:: AVAILABLE DATA
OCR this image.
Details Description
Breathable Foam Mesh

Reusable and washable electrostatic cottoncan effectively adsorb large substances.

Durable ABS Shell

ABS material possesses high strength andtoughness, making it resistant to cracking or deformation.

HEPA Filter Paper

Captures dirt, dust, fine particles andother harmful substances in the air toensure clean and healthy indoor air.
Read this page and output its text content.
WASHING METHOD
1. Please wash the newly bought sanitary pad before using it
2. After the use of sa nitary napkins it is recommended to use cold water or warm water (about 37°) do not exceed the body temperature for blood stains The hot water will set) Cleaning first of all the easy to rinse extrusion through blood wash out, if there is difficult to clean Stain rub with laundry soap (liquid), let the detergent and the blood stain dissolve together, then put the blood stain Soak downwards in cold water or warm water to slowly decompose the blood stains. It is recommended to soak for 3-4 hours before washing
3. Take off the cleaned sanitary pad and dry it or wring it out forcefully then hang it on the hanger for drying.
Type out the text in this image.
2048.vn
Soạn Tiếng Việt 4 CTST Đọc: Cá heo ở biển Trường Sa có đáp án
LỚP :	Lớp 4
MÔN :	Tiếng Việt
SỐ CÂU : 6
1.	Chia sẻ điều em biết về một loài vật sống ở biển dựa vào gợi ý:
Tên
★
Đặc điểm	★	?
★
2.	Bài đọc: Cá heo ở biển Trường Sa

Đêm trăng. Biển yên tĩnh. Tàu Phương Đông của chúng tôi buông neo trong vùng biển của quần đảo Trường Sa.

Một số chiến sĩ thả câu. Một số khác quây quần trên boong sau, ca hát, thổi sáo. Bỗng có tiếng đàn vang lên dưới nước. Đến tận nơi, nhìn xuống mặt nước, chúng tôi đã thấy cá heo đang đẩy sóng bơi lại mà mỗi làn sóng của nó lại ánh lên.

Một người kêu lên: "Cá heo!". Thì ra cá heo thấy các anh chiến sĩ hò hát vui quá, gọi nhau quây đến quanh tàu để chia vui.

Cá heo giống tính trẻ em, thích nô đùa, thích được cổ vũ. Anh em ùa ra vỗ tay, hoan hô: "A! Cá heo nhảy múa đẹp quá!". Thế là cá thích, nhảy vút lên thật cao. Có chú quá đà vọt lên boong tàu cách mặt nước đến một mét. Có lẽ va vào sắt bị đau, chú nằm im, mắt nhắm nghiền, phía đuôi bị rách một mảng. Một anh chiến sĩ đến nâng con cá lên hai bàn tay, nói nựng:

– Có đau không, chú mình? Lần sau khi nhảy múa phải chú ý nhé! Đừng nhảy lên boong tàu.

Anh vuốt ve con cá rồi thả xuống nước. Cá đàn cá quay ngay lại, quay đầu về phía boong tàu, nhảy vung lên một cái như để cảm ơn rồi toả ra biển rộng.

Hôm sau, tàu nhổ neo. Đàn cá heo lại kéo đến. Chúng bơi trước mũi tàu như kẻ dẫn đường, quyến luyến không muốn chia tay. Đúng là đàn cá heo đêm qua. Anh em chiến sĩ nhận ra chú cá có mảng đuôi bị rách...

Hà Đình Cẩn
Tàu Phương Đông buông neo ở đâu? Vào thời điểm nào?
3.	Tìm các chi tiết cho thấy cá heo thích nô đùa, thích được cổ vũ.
::::
REQUIREMENT: Reproduce the records above exactly, starting with the line that contains "Type out the text in this image." and ending with the last line.

EXERCISE OUTPUT:
Type out the text in this image.
2048.vn
Soạn Tiếng Việt 4 CTST Đọc: Cá heo ở biển Trường Sa có đáp án
LỚP :	Lớp 4
MÔN :	Tiếng Việt
SỐ CÂU : 6
1.	Chia sẻ điều em biết về một loài vật sống ở biển dựa vào gợi ý:
Tên
★
Đặc điểm	★	?
★
2.	Bài đọc: Cá heo ở biển Trường Sa

Đêm trăng. Biển yên tĩnh. Tàu Phương Đông của chúng tôi buông neo trong vùng biển của quần đảo Trường Sa.

Một số chiến sĩ thả câu. Một số khác quây quần trên boong sau, ca hát, thổi sáo. Bỗng có tiếng đàn vang lên dưới nước. Đến tận nơi, nhìn xuống mặt nước, chúng tôi đã thấy cá heo đang đẩy sóng bơi lại mà mỗi làn sóng của nó lại ánh lên.

Một người kêu lên: "Cá heo!". Thì ra cá heo thấy các anh chiến sĩ hò hát vui quá, gọi nhau quây đến quanh tàu để chia vui.

Cá heo giống tính trẻ em, thích nô đùa, thích được cổ vũ. Anh em ùa ra vỗ tay, hoan hô: "A! Cá heo nhảy múa đẹp quá!". Thế là cá thích, nhảy vút lên thật cao. Có chú quá đà vọt lên boong tàu cách mặt nước đến một mét. Có lẽ va vào sắt bị đau, chú nằm im, mắt nhắm nghiền, phía đuôi bị rách một mảng. Một anh chiến sĩ đến nâng con cá lên hai bàn tay, nói nựng:

– Có đau không, chú mình? Lần sau khi nhảy múa phải chú ý nhé! Đừng nhảy lên boong tàu.

Anh vuốt ve con cá rồi thả xuống nước. Cá đàn cá quay ngay lại, quay đầu về phía boong tàu, nhảy vung lên một cái như để cảm ơn rồi toả ra biển rộng.

Hôm sau, tàu nhổ neo. Đàn cá heo lại kéo đến. Chúng bơi trước mũi tàu như kẻ dẫn đường, quyến luyến không muốn chia tay. Đúng là đàn cá heo đêm qua. Anh em chiến sĩ nhận ra chú cá có mảng đuôi bị rách...

Hà Đình Cẩn
Tàu Phương Đông buông neo ở đâu? Vào thời điểm nào?
3.	Tìm các chi tiết cho thấy cá heo thích nô đùa, thích được cổ vũ.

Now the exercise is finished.